Search in sources :

Example 6 with Category

use of org.apache.sis.coverage.Category in project sis by apache.

the class Colorizer method compact.

/**
 * Modifies the sample value ranges to make them fit in valid ranges for an {@link IndexColorModel}.
 * The {@link SampleDimension#getSampleRange()} is constrained to range [0 … 255] inclusive.
 * The {@link SampleDimension#getTransferFunction()} returns the conversion from original ranges
 * to ranges of pixel values in the colorized image.
 *
 * <p>There is two outputs: the {@link #target} sample dimension, and modifications done in-place in the
 * {@link #entries} array. For each {@link ColorsForRange} instance, the {@link ColorsForRange#sampleRange}
 * range is replaced by range of indexed colors. In addition {@code entries} elements may be reordered.</p>
 *
 * <p>If {@lini #entries} has been built from a sample dimension, that {@link SampleDimension} is specified
 * in the {@link #source} field. This is used only for providing a better name to the sample dimension.</p>
 */
private void compact() {
    if (target != null) {
        return;
    }
    /*
         * If a source SampleDimension has been specified, verify if it provides a transfer function that we can
         * use directly. If this is the case, use the existing transfer function instead of inventing our own.

DIRECTIONS =>
**A.** In the Colorizer code excerpt, what reason does the documentation comment give for the compact method modifying the sample value ranges? Answer in one to three sentences.
**B.** Go on with the Colorizer code excerpt, picking up the compact method after its last line.

ENTRIES =>
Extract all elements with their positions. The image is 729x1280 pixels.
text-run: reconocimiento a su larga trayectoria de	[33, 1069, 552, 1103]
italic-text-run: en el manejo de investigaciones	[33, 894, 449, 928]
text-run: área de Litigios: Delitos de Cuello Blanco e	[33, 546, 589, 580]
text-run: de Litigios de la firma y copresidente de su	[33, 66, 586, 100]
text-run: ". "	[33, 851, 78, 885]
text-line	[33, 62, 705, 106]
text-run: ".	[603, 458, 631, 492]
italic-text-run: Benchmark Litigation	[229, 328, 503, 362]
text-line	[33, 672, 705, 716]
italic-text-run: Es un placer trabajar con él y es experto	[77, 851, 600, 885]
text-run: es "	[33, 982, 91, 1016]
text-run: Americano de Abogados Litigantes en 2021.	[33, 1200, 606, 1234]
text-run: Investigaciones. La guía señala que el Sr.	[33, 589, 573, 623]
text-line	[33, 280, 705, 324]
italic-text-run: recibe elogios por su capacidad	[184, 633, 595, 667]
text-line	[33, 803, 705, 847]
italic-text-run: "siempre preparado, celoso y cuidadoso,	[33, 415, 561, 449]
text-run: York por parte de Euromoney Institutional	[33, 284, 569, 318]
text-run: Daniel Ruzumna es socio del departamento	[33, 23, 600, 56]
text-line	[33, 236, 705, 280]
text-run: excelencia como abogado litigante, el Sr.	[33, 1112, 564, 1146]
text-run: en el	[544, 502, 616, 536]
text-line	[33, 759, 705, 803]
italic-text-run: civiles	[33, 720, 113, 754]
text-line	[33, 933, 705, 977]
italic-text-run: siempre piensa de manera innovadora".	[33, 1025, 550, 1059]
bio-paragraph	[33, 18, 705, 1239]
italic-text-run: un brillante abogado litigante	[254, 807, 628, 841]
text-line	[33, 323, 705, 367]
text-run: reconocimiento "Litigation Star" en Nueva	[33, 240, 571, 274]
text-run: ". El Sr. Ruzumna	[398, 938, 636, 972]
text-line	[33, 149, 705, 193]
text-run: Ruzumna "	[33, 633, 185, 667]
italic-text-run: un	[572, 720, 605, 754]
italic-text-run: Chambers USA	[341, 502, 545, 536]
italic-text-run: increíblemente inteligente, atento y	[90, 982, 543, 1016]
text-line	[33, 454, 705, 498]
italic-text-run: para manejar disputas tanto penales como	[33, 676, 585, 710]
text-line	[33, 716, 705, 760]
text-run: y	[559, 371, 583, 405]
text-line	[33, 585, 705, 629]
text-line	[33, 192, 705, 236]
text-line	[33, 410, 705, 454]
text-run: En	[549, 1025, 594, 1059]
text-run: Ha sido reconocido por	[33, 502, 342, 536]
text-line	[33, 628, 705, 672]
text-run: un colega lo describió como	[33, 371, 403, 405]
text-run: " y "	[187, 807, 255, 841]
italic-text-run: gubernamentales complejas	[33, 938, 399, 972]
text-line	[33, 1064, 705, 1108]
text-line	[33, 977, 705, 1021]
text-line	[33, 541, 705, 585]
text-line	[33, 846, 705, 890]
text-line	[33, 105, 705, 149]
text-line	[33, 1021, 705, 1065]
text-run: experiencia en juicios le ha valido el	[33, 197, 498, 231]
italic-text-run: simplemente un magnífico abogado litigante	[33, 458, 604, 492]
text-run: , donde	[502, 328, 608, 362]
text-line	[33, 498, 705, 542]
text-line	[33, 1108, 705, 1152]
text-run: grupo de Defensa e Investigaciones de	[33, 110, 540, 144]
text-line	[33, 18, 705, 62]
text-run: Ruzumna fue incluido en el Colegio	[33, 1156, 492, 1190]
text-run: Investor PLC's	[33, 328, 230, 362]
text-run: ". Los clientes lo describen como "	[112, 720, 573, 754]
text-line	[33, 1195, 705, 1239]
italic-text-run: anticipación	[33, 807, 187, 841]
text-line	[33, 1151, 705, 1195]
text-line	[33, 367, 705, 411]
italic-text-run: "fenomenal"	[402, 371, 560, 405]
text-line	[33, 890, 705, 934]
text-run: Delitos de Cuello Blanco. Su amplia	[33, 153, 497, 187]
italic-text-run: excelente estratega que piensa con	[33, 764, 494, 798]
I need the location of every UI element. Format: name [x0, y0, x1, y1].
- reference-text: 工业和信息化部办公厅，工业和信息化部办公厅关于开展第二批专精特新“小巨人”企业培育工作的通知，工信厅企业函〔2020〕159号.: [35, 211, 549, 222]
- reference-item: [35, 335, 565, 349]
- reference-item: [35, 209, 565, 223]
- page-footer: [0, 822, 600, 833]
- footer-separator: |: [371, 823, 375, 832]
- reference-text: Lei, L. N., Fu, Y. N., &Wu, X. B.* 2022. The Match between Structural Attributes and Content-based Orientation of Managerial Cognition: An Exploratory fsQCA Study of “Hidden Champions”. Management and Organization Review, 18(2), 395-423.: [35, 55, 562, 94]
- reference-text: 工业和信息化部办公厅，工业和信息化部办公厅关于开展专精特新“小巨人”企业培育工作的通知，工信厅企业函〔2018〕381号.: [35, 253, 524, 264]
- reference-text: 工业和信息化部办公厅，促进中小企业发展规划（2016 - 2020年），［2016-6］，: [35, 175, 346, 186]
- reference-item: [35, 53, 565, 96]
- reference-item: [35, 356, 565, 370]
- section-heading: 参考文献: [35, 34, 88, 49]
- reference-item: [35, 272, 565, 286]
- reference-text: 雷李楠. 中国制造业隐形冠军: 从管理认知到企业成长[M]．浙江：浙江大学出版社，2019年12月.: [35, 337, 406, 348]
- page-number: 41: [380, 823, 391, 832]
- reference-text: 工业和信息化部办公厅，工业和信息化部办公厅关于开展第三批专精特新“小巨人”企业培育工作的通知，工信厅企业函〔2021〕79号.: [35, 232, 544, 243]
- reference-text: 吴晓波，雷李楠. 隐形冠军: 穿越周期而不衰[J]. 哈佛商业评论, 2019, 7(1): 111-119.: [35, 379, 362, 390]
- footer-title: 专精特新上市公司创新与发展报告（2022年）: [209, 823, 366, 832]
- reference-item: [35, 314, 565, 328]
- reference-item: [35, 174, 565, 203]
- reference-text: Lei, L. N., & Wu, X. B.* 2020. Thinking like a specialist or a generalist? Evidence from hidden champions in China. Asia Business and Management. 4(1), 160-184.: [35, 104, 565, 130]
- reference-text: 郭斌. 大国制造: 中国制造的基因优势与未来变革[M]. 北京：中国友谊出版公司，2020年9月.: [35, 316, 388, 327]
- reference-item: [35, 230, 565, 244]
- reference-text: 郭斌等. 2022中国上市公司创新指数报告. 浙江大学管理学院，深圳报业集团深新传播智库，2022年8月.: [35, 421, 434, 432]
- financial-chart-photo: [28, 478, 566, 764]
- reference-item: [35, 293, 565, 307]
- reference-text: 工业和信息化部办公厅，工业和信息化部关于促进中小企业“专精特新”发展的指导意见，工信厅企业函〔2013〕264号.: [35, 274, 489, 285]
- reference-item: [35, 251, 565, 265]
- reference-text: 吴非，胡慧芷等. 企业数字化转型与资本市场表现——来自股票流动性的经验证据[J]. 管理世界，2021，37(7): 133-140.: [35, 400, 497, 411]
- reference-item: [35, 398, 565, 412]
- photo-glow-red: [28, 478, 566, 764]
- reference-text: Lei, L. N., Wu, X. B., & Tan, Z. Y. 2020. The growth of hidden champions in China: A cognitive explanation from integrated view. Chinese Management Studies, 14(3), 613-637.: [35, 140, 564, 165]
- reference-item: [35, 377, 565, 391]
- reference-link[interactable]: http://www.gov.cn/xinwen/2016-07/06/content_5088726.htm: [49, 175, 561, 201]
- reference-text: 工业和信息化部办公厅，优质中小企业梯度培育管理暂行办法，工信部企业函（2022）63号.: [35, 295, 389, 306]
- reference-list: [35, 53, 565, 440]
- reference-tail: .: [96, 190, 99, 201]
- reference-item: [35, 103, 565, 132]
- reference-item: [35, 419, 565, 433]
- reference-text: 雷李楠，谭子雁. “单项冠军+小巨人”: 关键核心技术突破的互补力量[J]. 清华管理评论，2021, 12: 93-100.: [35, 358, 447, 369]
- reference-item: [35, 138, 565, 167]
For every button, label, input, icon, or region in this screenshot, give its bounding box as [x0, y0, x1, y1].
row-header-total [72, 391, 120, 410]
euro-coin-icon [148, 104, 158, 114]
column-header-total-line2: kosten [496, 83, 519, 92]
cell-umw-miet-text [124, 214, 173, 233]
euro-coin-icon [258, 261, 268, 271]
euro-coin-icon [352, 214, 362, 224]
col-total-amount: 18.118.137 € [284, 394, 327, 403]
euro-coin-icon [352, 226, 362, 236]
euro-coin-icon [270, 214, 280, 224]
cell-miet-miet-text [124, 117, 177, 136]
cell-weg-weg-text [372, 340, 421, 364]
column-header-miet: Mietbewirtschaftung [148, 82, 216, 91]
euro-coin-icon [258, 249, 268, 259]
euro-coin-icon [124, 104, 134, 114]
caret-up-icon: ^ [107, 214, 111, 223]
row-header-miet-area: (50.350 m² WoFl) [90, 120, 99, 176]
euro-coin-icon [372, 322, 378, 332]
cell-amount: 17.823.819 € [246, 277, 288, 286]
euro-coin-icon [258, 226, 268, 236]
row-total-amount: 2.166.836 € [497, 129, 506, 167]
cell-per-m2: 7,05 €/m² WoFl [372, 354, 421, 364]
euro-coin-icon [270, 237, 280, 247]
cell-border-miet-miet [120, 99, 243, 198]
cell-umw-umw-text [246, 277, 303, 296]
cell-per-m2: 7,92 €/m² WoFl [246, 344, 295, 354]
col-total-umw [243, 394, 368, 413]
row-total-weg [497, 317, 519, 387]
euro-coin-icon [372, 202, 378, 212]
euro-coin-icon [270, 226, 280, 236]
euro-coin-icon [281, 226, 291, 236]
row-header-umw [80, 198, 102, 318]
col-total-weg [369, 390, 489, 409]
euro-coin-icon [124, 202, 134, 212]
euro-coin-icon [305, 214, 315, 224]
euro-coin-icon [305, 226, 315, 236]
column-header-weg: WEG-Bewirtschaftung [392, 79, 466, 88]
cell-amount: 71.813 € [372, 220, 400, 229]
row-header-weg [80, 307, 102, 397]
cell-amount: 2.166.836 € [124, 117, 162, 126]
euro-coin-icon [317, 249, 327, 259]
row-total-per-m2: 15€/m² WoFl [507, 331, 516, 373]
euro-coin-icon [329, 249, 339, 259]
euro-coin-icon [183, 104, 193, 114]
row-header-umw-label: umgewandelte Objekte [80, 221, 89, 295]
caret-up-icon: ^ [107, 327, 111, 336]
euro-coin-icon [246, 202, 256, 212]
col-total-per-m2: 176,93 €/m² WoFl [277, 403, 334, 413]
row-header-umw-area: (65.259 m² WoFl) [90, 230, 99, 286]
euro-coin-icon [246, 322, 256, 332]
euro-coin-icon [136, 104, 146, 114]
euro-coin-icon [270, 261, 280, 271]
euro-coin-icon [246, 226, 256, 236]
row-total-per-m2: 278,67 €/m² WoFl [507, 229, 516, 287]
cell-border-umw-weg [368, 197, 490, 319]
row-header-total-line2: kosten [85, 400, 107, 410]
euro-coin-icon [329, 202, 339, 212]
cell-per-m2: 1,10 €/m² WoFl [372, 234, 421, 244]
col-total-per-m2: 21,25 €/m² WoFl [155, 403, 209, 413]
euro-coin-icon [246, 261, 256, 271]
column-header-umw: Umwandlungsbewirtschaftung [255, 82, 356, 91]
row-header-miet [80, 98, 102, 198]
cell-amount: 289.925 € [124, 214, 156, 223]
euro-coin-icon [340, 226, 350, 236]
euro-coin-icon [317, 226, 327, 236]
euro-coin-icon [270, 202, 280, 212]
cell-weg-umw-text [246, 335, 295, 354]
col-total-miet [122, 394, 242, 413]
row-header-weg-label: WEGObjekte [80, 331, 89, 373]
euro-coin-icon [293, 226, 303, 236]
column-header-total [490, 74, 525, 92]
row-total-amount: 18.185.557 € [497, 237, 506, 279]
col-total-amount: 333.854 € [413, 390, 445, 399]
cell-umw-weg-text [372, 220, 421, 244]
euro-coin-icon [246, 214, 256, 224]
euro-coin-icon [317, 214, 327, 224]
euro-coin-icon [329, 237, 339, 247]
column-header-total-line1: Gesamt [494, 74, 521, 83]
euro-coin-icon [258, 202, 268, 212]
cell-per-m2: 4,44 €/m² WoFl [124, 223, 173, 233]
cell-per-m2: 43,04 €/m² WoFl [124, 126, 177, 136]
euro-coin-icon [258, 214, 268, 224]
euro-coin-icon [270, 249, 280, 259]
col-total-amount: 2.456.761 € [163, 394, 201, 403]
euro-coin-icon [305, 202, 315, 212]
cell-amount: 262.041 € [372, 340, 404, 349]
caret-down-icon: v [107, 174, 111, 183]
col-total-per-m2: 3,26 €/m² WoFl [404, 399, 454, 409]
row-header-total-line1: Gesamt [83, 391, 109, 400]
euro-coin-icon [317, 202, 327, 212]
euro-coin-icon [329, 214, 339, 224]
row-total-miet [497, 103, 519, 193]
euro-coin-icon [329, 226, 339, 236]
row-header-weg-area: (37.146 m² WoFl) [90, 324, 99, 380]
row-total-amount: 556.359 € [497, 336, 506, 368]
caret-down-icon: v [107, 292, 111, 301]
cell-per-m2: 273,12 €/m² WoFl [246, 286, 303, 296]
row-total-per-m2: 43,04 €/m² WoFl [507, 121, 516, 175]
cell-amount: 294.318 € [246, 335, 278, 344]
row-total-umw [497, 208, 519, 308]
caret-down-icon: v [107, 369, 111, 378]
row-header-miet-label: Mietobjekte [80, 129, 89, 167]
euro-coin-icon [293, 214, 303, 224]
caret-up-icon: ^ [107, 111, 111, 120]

ANSWERS TO THE EXERCISE =>
**A.** The compact method modifies the sample value ranges so that they fit in valid ranges for an IndexColorModel. For that reason, the sample range is constrained to [0 … 255] inclusive.

**B.**
         */
    ColorsForRange[] entries = this.entries;
    reuse: if (source != null) {
        target = source.forConvertedValues(false);
        if (target.getSampleRange().filter(Colorizer::isAlreadyScaled).isPresent()) {
            /*
                 * If we enter in this block, all sample values are already in the [0 … 255] range.
                 * If in addition there is no conversion to apply, then there is nothing to do.
                 */
            if (target == source) {
                return;
            }
            /*
                 * We will need to replace ranges specified in the source `SampleDimensions` by ranges used in the
                 * colorized images. Prepare in advance a `mapper` with all replacements that we know about.
                 */
            final Map<NumberRange<?>, NumberRange<?>> mapper = new HashMap<>();
            for (final Category category : target.getCategories()) {
                if (mapper.put(category.forConvertedValues(true).getSampleRange(), category.getSampleRange()) != null) {
                    // Duplicated range of values in source SampleDimensions (should not happen).
                    break reuse;
                }
            }
            /*
                 * Do the replacements in a temporary `ranges` array before to write in the `entries` array
                 * because `entries` changes must be a "all or nothing" operation. We allow each range to be
                 * used as most once.
                 */
            final NumberRange<?>[] ranges = new NumberRange<?>[entries.length];
            for (int i = 0; i < entries.length; i++) {
                if ((ranges[i] = mapper.remove(entries[i].sampleRange)) == null) {
                    // Range not found or used twice.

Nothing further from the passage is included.